A block of data:
· · · ·
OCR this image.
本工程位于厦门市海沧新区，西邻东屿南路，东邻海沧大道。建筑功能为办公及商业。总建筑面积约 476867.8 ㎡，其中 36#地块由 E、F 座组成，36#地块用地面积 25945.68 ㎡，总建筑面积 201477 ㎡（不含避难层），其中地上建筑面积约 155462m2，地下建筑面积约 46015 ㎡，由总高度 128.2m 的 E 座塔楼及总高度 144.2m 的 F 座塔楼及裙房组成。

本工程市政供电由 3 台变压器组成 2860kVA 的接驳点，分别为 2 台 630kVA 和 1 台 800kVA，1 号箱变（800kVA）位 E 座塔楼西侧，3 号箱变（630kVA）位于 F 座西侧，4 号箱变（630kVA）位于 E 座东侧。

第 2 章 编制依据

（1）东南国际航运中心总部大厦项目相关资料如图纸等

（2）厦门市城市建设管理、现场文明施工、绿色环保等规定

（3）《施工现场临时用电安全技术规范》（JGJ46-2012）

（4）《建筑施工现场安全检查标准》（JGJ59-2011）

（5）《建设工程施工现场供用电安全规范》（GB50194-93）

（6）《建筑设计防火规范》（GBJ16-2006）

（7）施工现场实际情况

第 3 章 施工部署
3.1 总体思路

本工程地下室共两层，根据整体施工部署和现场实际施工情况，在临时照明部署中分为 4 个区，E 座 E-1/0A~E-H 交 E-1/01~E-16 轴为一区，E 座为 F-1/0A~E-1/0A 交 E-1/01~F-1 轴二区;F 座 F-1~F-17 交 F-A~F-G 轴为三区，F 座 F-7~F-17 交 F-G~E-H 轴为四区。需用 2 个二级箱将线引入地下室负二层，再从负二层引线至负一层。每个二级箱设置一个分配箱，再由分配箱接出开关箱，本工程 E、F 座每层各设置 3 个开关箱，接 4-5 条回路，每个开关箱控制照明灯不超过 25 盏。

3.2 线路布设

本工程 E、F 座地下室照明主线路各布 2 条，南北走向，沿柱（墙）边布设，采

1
· · · ·
**Problem details:** Could you reproduce every record above exactly as it appears?

**Task response:**
OCR this image.
本工程位于厦门市海沧新区，西邻东屿南路，东邻海沧大道。建筑功能为办公及商业。总建筑面积约 476867.8 ㎡，其中 36#地块由 E、F 座组成，36#地块用地面积 25945.68 ㎡，总建筑面积 201477 ㎡（不含避难层），其中地上建筑面积约 155462m2，地下建筑面积约 46015 ㎡，由总高度 128.2m 的 E 座塔楼及总高度 144.2m 的 F 座塔楼及裙房组成。

本工程市政供电由 3 台变压器组成 2860kVA 的接驳点，分别为 2 台 630kVA 和 1 台 800kVA，1 号箱变（800kVA）位 E 座塔楼西侧，3 号箱变（630kVA）位于 F 座西侧，4 号箱变（630kVA）位于 E 座东侧。

第 2 章 编制依据

（1）东南国际航运中心总部大厦项目相关资料如图纸等

（2）厦门市城市建设管理、现场文明施工、绿色环保等规定

（3）《施工现场临时用电安全技术规范》（JGJ46-2012）

（4）《建筑施工现场安全检查标准》（JGJ59-2011）

（5）《建设工程施工现场供用电安全规范》（GB50194-93）

（6）《建筑设计防火规范》（GBJ16-2006）

（7）施工现场实际情况

第 3 章 施工部署
3.1 总体思路

本工程地下室共两层，根据整体施工部署和现场实际施工情况，在临时照明部署中分为 4 个区，E 座 E-1/0A~E-H 交 E-1/01~E-16 轴为一区，E 座为 F-1/0A~E-1/0A 交 E-1/01~F-1 轴二区;F 座 F-1~F-17 交 F-A~F-G 轴为三区，F 座 F-7~F-17 交 F-G~E-H 轴为四区。需用 2 个二级箱将线引入地下室负二层，再从负二层引线至负一层。每个二级箱设置一个分配箱，再由分配箱接出开关箱，本工程 E、F 座每层各设置 3 个开关箱，接 4-5 条回路，每个开关箱控制照明灯不超过 25 盏。

3.2 线路布设

本工程 E、F 座地下室照明主线路各布 2 条，南北走向，沿柱（墙）边布设，采

1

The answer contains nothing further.